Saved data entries
______
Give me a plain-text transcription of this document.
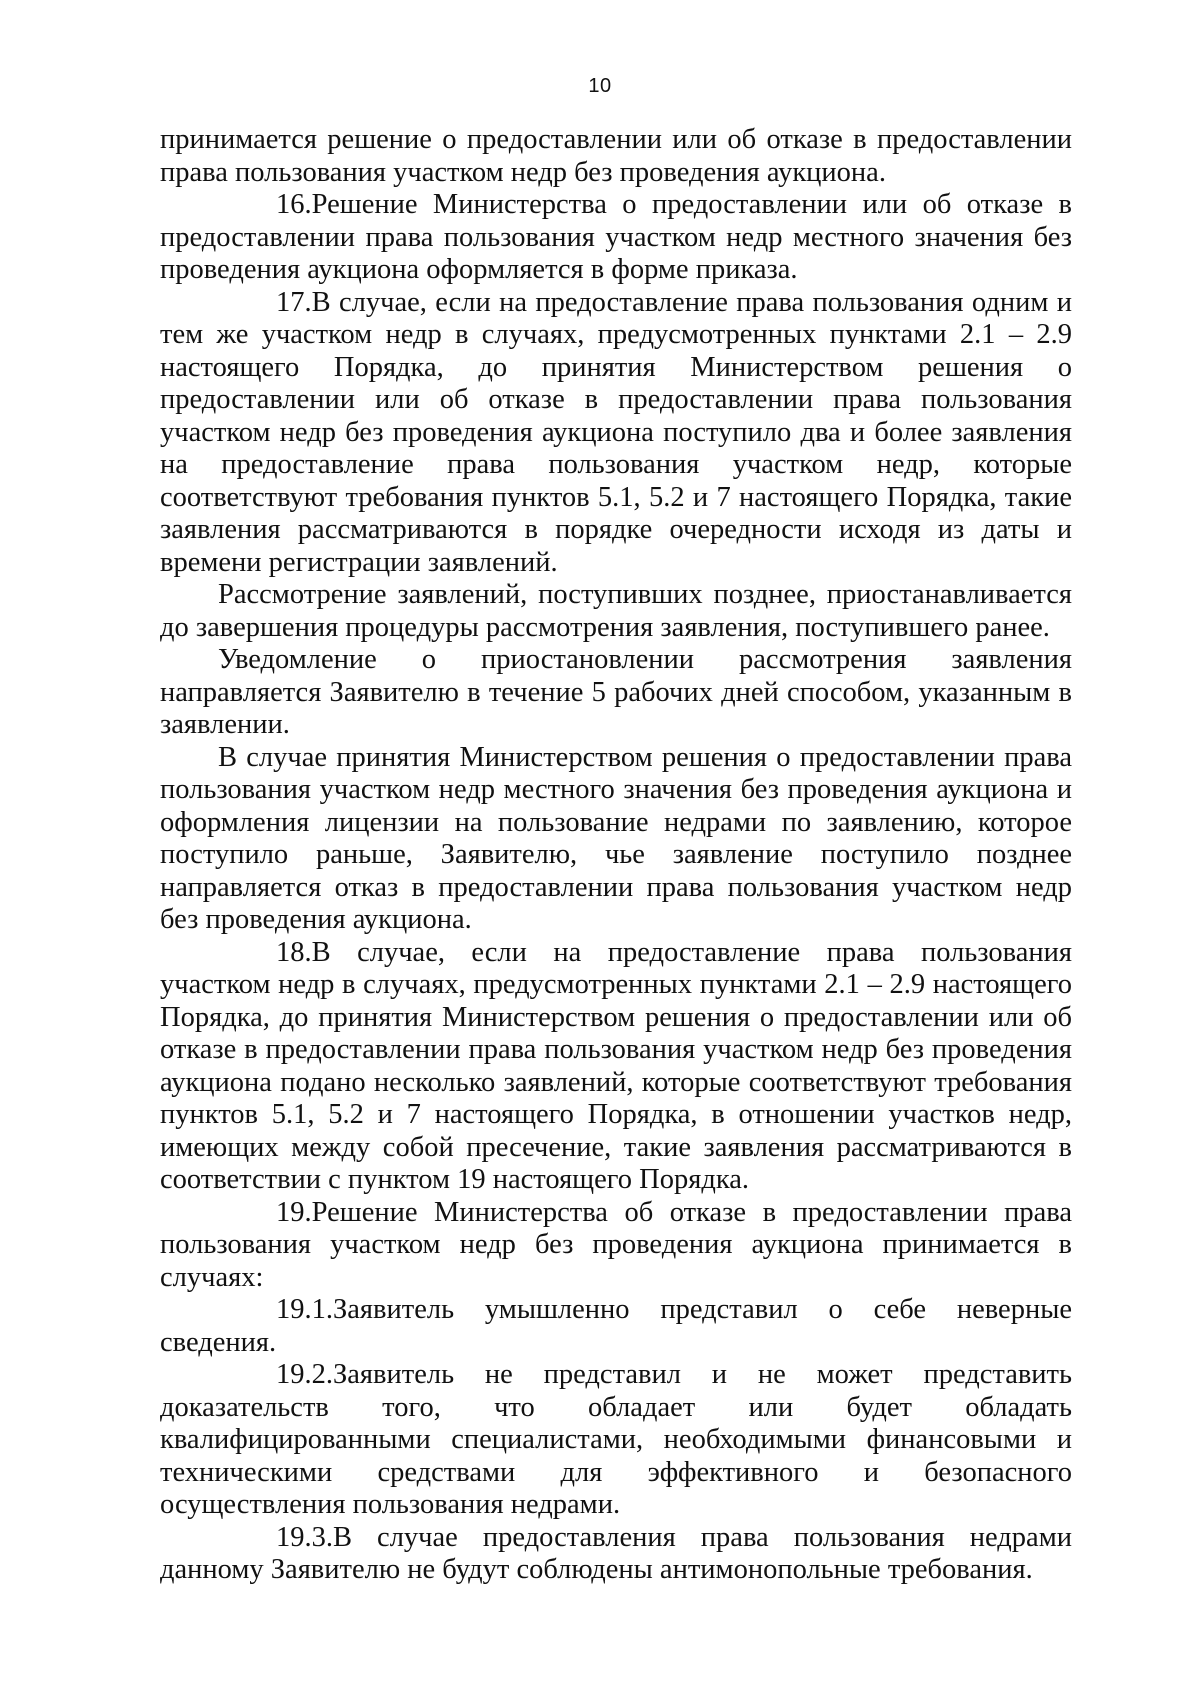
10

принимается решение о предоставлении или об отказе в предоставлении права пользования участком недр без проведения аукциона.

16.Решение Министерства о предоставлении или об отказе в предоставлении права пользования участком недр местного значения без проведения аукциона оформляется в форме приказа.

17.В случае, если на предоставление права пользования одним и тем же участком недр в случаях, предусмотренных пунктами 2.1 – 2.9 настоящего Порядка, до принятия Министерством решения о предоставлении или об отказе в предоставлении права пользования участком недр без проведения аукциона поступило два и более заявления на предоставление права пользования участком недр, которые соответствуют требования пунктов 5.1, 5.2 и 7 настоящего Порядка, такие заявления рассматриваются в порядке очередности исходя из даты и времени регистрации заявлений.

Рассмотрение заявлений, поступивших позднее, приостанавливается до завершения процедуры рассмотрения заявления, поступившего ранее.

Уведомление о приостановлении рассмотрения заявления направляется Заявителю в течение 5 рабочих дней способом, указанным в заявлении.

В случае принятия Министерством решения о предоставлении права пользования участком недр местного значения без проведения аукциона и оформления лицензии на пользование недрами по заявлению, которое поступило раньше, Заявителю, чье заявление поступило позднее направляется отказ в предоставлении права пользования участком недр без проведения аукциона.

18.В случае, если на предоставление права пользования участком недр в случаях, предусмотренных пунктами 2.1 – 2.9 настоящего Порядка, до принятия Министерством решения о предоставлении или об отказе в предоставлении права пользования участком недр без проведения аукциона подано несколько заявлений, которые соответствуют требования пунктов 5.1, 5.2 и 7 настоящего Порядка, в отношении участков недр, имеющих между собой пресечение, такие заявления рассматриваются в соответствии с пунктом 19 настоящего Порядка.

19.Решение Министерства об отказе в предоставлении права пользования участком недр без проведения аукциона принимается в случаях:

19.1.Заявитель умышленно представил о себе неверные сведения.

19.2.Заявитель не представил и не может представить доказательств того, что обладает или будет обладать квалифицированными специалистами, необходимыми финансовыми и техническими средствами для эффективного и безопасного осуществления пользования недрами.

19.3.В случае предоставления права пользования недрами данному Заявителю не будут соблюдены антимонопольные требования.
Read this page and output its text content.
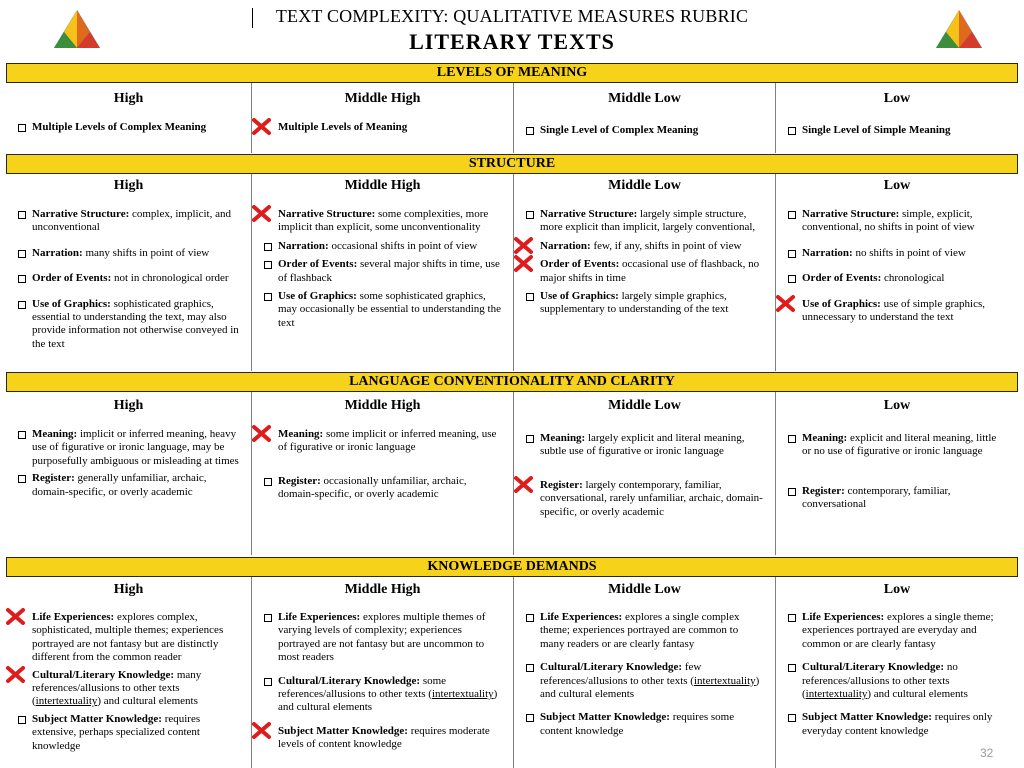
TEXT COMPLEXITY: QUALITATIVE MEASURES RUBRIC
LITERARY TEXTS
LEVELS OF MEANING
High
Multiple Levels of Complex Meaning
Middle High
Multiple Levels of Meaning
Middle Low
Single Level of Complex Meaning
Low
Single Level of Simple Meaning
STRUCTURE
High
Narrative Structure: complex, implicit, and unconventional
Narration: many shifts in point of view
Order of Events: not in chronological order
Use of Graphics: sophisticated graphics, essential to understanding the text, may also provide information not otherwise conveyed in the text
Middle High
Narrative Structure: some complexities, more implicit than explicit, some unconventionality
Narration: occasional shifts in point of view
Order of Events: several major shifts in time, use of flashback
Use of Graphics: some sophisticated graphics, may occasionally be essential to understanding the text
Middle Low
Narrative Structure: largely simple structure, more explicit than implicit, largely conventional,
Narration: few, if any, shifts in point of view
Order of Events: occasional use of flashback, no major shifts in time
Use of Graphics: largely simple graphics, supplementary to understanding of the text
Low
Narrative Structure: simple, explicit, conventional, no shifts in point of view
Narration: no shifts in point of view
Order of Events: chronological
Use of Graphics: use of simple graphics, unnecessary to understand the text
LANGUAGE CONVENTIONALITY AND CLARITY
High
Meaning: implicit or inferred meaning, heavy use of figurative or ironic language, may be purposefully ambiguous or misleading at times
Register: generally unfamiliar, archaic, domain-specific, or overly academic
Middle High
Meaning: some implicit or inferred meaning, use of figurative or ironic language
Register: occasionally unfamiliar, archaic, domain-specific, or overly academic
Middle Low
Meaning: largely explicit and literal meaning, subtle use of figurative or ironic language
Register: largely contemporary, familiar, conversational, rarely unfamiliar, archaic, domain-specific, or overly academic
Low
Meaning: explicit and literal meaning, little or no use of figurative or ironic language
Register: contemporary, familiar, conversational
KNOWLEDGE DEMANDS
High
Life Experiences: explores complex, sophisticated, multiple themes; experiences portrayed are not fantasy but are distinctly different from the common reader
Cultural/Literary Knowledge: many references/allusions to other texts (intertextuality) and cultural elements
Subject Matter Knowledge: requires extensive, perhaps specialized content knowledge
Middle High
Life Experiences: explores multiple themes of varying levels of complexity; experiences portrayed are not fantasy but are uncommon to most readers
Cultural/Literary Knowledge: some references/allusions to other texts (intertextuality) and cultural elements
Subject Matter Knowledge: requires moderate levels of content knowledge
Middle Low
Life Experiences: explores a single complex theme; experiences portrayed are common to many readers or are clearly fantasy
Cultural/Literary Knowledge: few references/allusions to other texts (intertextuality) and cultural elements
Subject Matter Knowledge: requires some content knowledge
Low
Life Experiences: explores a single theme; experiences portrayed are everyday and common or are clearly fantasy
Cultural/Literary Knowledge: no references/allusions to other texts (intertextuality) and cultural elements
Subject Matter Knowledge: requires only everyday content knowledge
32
______
Copy the listing in full and without alteration, omitting every picture.

- FULL RESPONSE
Give me a plain-text transcription of this document.
10

принимается решение о предоставлении или об отказе в предоставлении права пользования участком недр без проведения аукциона.

16.Решение Министерства о предоставлении или об отказе в предоставлении права пользования участком недр местного значения без проведения аукциона оформляется в форме приказа.

17.В случае, если на предоставление права пользования одним и тем же участком недр в случаях, предусмотренных пунктами 2.1 – 2.9 настоящего Порядка, до принятия Министерством решения о предоставлении или об отказе в предоставлении права пользования участком недр без проведения аукциона поступило два и более заявления на предоставление права пользования участком недр, которые соответствуют требования пунктов 5.1, 5.2 и 7 настоящего Порядка, такие заявления рассматриваются в порядке очередности исходя из даты и времени регистрации заявлений.

Рассмотрение заявлений, поступивших позднее, приостанавливается до завершения процедуры рассмотрения заявления, поступившего ранее.

Уведомление о приостановлении рассмотрения заявления направляется Заявителю в течение 5 рабочих дней способом, указанным в заявлении.

В случае принятия Министерством решения о предоставлении права пользования участком недр местного значения без проведения аукциона и оформления лицензии на пользование недрами по заявлению, которое поступило раньше, Заявителю, чье заявление поступило позднее направляется отказ в предоставлении права пользования участком недр без проведения аукциона.

18.В случае, если на предоставление права пользования участком недр в случаях, предусмотренных пунктами 2.1 – 2.9 настоящего Порядка, до принятия Министерством решения о предоставлении или об отказе в предоставлении права пользования участком недр без проведения аукциона подано несколько заявлений, которые соответствуют требования пунктов 5.1, 5.2 и 7 настоящего Порядка, в отношении участков недр, имеющих между собой пресечение, такие заявления рассматриваются в соответствии с пунктом 19 настоящего Порядка.

19.Решение Министерства об отказе в предоставлении права пользования участком недр без проведения аукциона принимается в случаях:

19.1.Заявитель умышленно представил о себе неверные сведения.

19.2.Заявитель не представил и не может представить доказательств того, что обладает или будет обладать квалифицированными специалистами, необходимыми финансовыми и техническими средствами для эффективного и безопасного осуществления пользования недрами.

19.3.В случае предоставления права пользования недрами данному Заявителю не будут соблюдены антимонопольные требования.
Read this page and output its text content.
TEXT COMPLEXITY: QUALITATIVE MEASURES RUBRIC
LITERARY TEXTS
LEVELS OF MEANING
High
Multiple Levels of Complex Meaning
Middle High
Multiple Levels of Meaning
Middle Low
Single Level of Complex Meaning
Low
Single Level of Simple Meaning
STRUCTURE
High
Narrative Structure: complex, implicit, and unconventional
Narration: many shifts in point of view
Order of Events: not in chronological order
Use of Graphics: sophisticated graphics, essential to understanding the text, may also provide information not otherwise conveyed in the text
Middle High
Narrative Structure: some complexities, more implicit than explicit, some unconventionality
Narration: occasional shifts in point of view
Order of Events: several major shifts in time, use of flashback
Use of Graphics: some sophisticated graphics, may occasionally be essential to understanding the text
Middle Low
Narrative Structure: largely simple structure, more explicit than implicit, largely conventional,
Narration: few, if any, shifts in point of view
Order of Events: occasional use of flashback, no major shifts in time
Use of Graphics: largely simple graphics, supplementary to understanding of the text
Low
Narrative Structure: simple, explicit, conventional, no shifts in point of view
Narration: no shifts in point of view
Order of Events: chronological
Use of Graphics: use of simple graphics, unnecessary to understand the text
LANGUAGE CONVENTIONALITY AND CLARITY
High
Meaning: implicit or inferred meaning, heavy use of figurative or ironic language, may be purposefully ambiguous or misleading at times
Register: generally unfamiliar, archaic, domain-specific, or overly academic
Middle High
Meaning: some implicit or inferred meaning, use of figurative or ironic language
Register: occasionally unfamiliar, archaic, domain-specific, or overly academic
Middle Low
Meaning: largely explicit and literal meaning, subtle use of figurative or ironic language
Register: largely contemporary, familiar, conversational, rarely unfamiliar, archaic, domain-specific, or overly academic
Low
Meaning: explicit and literal meaning, little or no use of figurative or ironic language
Register: contemporary, familiar, conversational
KNOWLEDGE DEMANDS
High
Life Experiences: explores complex, sophisticated, multiple themes; experiences portrayed are not fantasy but are distinctly different from the common reader
Cultural/Literary Knowledge: many references/allusions to other texts (intertextuality) and cultural elements
Subject Matter Knowledge: requires extensive, perhaps specialized content knowledge
Middle High
Life Experiences: explores multiple themes of varying levels of complexity; experiences portrayed are not fantasy but are uncommon to most readers
Cultural/Literary Knowledge: some references/allusions to other texts (intertextuality) and cultural elements
Subject Matter Knowledge: requires moderate levels of content knowledge
Middle Low
Life Experiences: explores a single complex theme; experiences portrayed are common to many readers or are clearly fantasy
Cultural/Literary Knowledge: few references/allusions to other texts (intertextuality) and cultural elements
Subject Matter Knowledge: requires some content knowledge
Low
Life Experiences: explores a single theme; experiences portrayed are everyday and common or are clearly fantasy
Cultural/Literary Knowledge: no references/allusions to other texts (intertextuality) and cultural elements
Subject Matter Knowledge: requires only everyday content knowledge
32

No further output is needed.